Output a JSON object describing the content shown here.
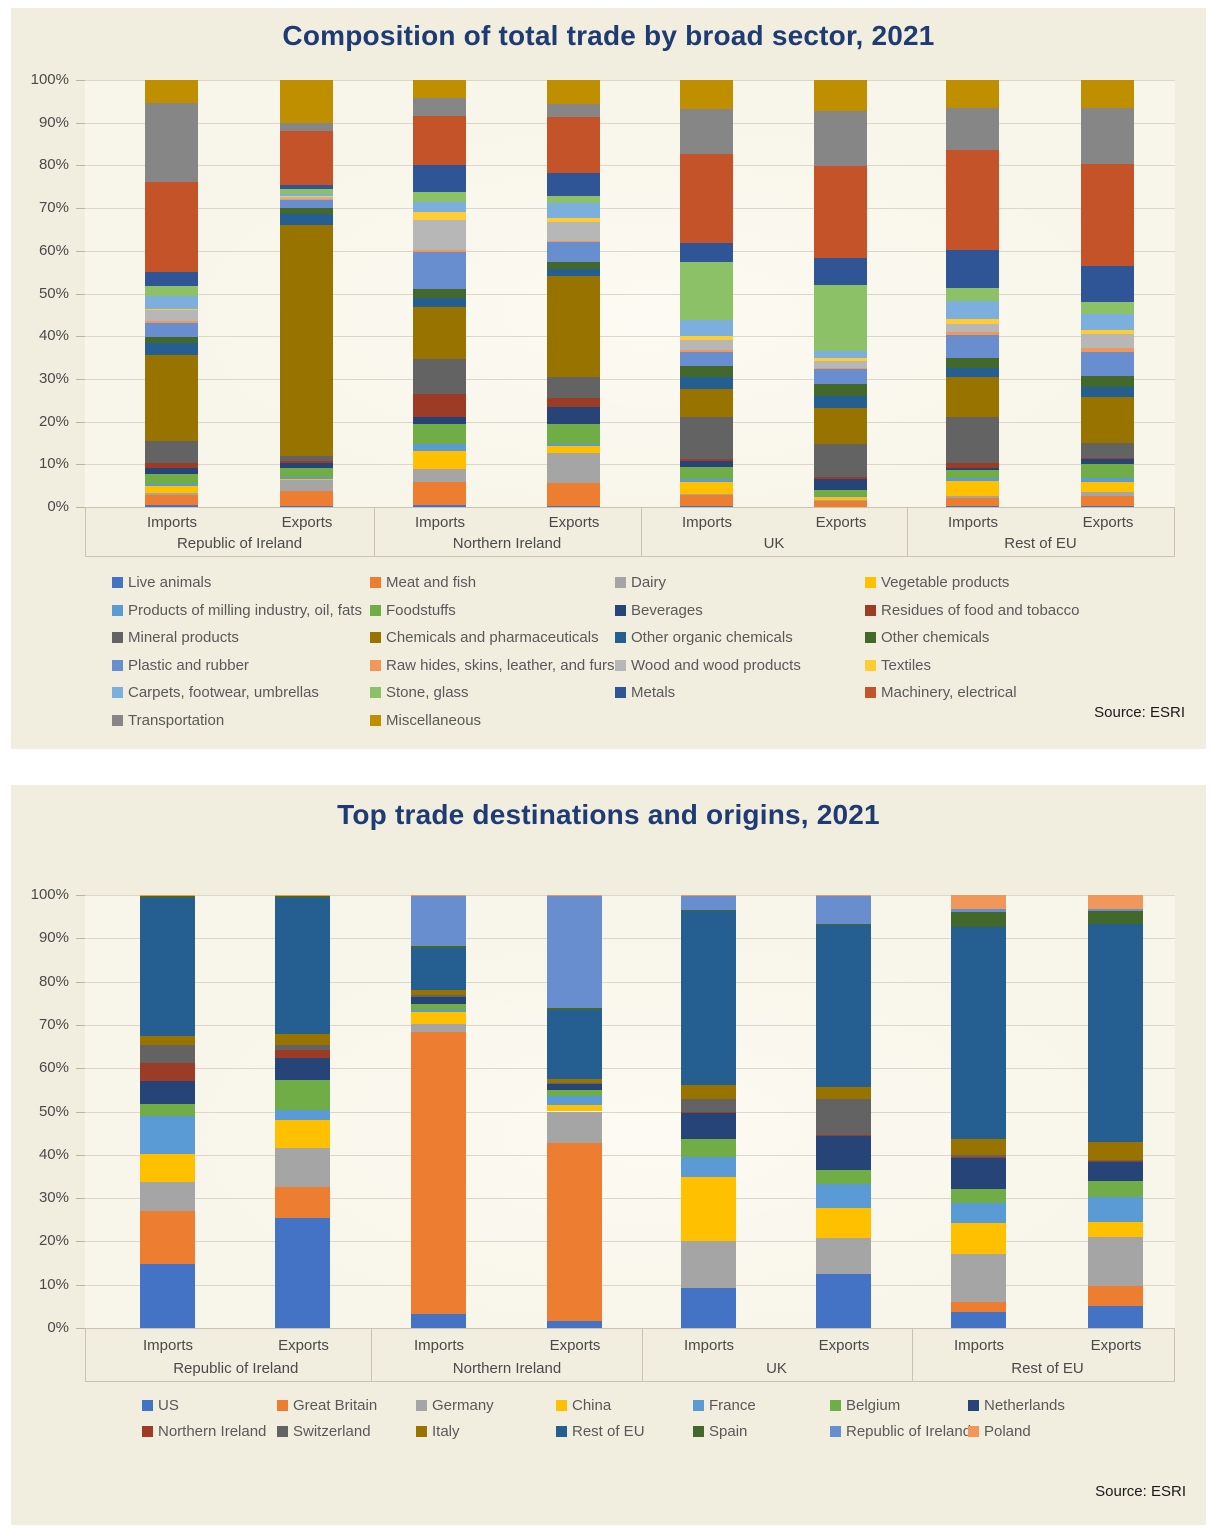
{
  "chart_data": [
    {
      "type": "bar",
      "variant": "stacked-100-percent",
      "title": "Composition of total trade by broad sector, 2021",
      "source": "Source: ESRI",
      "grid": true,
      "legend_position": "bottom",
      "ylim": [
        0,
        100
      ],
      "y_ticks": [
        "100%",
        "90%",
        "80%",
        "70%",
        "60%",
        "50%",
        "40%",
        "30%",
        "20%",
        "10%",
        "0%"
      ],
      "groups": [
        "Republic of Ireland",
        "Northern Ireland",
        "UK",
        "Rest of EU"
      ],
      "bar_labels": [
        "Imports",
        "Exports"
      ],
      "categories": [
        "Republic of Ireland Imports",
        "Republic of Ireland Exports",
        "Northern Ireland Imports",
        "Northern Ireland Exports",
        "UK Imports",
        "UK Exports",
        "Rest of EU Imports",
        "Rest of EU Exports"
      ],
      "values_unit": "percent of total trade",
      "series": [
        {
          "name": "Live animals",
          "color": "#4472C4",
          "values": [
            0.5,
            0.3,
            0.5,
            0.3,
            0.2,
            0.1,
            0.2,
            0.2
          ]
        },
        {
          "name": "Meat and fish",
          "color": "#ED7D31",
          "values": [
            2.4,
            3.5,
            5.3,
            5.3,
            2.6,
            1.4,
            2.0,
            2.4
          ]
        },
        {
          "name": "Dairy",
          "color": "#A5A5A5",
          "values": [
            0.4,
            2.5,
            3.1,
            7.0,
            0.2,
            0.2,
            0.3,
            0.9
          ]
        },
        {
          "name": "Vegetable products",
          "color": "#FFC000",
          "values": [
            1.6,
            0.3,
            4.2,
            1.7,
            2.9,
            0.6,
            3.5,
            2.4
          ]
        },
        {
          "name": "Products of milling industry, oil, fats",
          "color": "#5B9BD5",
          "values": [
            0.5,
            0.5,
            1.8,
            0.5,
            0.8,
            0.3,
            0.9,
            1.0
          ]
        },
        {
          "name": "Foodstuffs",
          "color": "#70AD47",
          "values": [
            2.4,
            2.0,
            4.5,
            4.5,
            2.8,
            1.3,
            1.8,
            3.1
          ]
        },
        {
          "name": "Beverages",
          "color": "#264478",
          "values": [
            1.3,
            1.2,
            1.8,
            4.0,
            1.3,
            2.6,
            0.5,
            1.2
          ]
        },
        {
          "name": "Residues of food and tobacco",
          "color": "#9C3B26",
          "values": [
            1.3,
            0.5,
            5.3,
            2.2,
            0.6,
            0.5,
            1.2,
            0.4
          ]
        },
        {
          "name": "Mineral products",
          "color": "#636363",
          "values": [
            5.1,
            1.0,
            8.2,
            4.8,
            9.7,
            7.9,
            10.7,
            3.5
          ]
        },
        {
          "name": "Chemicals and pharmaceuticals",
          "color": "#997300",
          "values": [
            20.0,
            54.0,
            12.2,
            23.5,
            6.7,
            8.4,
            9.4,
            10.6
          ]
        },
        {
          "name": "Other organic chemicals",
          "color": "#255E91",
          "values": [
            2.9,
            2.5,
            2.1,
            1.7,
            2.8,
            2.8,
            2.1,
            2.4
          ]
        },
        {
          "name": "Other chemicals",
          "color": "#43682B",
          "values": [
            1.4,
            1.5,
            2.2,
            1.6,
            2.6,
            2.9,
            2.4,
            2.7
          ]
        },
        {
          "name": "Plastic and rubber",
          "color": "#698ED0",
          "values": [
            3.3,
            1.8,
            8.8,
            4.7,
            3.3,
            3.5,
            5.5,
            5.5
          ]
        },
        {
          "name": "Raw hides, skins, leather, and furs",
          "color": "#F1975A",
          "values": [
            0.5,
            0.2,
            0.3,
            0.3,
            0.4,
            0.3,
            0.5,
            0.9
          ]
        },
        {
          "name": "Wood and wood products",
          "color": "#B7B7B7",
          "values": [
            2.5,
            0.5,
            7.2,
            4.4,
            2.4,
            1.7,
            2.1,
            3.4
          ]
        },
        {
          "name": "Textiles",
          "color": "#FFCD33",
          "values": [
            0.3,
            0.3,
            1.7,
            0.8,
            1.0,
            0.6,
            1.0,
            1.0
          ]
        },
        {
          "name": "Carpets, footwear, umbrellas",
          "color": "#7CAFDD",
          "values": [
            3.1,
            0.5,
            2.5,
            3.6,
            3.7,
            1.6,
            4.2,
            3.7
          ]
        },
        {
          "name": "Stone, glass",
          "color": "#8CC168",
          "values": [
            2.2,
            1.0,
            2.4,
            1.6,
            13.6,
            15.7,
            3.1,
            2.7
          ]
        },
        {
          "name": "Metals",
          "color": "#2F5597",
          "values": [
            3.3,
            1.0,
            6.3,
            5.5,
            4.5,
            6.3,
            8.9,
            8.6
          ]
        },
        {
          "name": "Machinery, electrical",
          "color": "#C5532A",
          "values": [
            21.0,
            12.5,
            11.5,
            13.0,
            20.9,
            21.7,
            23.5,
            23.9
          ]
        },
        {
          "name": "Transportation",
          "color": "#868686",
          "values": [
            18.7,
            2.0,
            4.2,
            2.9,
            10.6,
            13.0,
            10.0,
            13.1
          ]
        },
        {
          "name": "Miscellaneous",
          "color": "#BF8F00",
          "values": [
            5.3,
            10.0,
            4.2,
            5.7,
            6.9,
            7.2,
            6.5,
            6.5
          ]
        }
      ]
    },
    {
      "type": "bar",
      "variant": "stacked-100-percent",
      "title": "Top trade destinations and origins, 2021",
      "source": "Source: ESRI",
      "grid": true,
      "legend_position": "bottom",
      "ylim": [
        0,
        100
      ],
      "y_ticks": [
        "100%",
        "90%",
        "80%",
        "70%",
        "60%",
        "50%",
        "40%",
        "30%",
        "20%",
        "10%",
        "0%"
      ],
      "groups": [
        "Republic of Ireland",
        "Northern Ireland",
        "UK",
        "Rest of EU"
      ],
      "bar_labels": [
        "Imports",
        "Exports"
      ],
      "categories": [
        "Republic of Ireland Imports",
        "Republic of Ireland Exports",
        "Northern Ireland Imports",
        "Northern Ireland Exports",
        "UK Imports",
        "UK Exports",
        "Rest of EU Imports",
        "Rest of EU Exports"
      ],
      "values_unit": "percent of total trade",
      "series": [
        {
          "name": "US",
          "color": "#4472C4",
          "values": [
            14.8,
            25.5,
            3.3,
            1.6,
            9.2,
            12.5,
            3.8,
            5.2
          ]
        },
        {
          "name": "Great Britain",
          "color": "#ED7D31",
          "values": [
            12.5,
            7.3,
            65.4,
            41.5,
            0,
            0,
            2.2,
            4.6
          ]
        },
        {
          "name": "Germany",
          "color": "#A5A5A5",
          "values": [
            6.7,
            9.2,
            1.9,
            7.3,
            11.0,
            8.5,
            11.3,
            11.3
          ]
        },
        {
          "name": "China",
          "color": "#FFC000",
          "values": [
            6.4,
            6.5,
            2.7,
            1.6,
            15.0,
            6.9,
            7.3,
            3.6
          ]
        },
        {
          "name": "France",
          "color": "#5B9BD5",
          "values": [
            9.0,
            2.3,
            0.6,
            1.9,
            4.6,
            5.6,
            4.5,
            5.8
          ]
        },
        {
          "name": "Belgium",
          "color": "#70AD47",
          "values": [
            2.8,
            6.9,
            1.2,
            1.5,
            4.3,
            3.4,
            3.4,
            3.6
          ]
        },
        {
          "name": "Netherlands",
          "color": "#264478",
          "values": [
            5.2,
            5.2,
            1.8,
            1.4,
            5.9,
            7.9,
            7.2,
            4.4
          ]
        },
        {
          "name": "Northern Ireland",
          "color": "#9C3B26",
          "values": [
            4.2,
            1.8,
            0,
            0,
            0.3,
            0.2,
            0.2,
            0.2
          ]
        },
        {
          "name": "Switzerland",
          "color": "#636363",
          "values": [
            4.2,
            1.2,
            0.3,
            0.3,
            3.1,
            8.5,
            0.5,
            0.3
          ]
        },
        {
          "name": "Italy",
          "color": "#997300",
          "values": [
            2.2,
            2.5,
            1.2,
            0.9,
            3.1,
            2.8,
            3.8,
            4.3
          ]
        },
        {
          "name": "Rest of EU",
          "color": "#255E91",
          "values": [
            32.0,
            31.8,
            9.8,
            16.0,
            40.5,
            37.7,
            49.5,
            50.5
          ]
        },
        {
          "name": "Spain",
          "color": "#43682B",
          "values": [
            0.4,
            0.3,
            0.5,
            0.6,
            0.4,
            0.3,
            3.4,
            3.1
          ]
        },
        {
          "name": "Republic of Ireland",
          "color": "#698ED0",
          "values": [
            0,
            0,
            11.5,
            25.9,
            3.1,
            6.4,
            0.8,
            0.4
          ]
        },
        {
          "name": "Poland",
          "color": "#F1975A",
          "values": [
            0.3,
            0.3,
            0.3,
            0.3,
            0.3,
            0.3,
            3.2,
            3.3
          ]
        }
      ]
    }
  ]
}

...

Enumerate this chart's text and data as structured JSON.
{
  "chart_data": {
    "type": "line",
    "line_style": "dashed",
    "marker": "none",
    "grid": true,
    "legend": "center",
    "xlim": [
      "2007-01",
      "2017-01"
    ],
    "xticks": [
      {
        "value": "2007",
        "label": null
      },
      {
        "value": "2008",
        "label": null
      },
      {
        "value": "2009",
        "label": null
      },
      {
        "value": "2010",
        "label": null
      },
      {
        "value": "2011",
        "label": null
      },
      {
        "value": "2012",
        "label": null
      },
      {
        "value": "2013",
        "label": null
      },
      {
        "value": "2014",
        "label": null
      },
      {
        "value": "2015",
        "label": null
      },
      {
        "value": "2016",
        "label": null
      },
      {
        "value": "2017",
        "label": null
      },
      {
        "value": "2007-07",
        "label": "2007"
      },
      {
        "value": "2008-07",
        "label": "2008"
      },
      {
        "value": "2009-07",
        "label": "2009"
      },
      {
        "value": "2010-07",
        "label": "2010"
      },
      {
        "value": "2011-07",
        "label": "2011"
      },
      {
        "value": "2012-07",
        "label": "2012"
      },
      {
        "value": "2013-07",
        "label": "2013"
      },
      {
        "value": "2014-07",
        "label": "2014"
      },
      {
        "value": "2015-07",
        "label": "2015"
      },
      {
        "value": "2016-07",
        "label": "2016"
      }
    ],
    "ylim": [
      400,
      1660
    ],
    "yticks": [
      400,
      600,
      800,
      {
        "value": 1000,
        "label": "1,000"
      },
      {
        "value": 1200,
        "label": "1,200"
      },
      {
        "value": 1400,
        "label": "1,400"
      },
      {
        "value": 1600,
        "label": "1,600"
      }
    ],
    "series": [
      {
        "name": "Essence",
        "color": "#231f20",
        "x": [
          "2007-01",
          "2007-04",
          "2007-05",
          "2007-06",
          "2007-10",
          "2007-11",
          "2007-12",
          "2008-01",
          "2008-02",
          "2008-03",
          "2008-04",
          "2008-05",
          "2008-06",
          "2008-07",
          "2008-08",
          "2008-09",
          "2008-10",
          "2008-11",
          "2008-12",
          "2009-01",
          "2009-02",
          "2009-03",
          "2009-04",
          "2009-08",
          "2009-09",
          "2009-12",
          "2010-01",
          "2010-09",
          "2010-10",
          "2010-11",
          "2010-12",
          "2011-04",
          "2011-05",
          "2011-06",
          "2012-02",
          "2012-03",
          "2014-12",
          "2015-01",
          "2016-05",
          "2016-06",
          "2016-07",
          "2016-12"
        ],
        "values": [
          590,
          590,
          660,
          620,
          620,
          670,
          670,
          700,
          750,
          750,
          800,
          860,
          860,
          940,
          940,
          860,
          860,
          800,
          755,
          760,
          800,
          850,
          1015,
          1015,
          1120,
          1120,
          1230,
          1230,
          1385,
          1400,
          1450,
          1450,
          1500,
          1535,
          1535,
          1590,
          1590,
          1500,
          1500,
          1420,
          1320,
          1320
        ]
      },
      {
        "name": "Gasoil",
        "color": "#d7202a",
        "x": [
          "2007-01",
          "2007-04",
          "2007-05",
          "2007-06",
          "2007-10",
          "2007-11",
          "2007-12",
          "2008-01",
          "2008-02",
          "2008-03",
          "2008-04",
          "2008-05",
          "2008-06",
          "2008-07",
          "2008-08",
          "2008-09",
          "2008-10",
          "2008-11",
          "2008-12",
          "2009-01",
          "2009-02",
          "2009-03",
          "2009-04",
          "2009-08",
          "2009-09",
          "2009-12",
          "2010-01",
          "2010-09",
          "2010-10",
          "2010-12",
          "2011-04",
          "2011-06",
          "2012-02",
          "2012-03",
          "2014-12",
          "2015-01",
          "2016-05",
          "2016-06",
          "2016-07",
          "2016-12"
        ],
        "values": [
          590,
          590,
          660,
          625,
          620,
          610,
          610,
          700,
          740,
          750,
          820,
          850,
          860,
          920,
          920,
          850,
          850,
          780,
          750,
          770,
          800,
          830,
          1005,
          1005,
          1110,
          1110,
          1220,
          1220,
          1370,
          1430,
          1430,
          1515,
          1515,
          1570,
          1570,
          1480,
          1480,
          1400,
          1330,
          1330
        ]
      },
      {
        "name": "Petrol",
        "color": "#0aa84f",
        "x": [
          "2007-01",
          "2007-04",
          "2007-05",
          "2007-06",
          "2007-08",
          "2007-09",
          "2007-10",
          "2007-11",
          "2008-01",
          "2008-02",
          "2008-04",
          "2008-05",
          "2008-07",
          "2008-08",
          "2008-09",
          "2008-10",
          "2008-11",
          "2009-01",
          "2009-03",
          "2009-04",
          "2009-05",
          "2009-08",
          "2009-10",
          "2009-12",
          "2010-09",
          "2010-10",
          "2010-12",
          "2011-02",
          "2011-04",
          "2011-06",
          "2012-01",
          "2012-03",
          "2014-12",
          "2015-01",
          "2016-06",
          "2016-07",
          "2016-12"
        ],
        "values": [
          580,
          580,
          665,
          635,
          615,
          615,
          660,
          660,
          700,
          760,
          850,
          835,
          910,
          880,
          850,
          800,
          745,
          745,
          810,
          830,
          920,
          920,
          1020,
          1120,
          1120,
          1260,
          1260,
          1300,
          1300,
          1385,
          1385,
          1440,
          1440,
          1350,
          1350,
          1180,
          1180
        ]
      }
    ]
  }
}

:: STATED TASK ::
From the records above, pull out each line that has "Other".

:: EXERCISE RESULT ::
          "name": "Other organic chemicals",
          "name": "Other chemicals",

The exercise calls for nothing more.